Reproduce all the lines below exactly and omit the images.

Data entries
◆ ◆ ◆

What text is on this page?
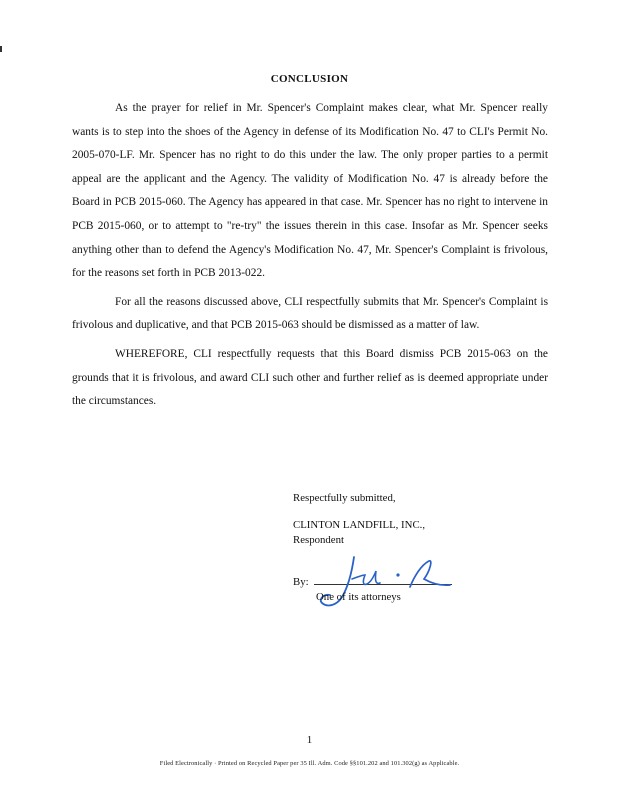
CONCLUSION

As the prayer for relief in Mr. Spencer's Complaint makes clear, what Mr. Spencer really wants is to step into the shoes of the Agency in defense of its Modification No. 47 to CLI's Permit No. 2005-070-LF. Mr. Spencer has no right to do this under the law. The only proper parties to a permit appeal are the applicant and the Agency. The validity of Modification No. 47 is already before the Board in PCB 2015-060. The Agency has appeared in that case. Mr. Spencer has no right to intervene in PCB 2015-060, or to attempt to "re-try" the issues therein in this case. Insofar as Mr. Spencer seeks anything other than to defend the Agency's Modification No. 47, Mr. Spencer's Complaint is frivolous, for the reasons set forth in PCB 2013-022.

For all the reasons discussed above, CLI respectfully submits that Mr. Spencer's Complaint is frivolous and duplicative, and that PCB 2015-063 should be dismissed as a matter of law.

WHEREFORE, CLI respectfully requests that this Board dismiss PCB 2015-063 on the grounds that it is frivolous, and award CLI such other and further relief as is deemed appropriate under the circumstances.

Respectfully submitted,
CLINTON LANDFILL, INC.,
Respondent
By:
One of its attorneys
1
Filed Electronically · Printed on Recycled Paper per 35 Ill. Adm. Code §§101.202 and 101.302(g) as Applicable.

◆ ◆ ◆

## SOLUTION TO THE PROBLEM
What text is on this page?
CONCLUSION

As the prayer for relief in Mr. Spencer's Complaint makes clear, what Mr. Spencer really wants is to step into the shoes of the Agency in defense of its Modification No. 47 to CLI's Permit No. 2005-070-LF. Mr. Spencer has no right to do this under the law. The only proper parties to a permit appeal are the applicant and the Agency. The validity of Modification No. 47 is already before the Board in PCB 2015-060. The Agency has appeared in that case. Mr. Spencer has no right to intervene in PCB 2015-060, or to attempt to "re-try" the issues therein in this case. Insofar as Mr. Spencer seeks anything other than to defend the Agency's Modification No. 47, Mr. Spencer's Complaint is frivolous, for the reasons set forth in PCB 2013-022.

For all the reasons discussed above, CLI respectfully submits that Mr. Spencer's Complaint is frivolous and duplicative, and that PCB 2015-063 should be dismissed as a matter of law.

WHEREFORE, CLI respectfully requests that this Board dismiss PCB 2015-063 on the grounds that it is frivolous, and award CLI such other and further relief as is deemed appropriate under the circumstances.

Respectfully submitted,
CLINTON LANDFILL, INC.,
Respondent
By:
One of its attorneys
1
Filed Electronically · Printed on Recycled Paper per 35 Ill. Adm. Code §§101.202 and 101.302(g) as Applicable.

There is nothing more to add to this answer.